=== Information shown ===
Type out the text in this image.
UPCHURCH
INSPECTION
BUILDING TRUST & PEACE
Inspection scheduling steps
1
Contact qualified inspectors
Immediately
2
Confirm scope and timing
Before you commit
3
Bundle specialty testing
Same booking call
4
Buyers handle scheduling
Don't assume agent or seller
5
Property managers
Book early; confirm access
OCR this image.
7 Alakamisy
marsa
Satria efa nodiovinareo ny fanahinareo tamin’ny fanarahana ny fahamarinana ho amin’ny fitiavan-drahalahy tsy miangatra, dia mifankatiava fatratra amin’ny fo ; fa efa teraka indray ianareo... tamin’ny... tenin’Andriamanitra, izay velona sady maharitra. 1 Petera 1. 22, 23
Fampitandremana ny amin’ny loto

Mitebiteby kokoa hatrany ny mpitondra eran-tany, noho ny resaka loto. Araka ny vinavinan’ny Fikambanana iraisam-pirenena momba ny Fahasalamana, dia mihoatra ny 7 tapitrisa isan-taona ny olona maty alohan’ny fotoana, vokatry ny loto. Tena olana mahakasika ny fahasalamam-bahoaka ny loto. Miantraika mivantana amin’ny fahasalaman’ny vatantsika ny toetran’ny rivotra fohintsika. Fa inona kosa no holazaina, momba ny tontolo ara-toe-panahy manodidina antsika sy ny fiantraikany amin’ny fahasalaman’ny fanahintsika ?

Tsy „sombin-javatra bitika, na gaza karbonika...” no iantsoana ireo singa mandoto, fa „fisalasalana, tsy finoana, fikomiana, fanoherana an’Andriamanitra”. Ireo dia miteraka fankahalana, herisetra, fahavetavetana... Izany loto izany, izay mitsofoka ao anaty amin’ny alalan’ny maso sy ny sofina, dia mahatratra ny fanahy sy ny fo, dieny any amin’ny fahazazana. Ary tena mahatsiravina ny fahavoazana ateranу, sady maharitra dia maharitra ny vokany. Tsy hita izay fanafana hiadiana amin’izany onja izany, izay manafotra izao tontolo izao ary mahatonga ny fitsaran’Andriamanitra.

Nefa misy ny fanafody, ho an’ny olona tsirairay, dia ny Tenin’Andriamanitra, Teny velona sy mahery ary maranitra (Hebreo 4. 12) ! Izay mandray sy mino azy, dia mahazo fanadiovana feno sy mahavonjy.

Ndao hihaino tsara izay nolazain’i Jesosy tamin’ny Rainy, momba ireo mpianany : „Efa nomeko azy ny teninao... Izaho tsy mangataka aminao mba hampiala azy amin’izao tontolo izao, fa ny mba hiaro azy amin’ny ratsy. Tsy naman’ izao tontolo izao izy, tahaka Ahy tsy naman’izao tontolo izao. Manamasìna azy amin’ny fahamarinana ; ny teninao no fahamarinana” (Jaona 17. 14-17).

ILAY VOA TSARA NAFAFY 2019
===
### What this task involves
What is the number of lines holding the word "Andriamanitra"? State it alone.

### Final result
3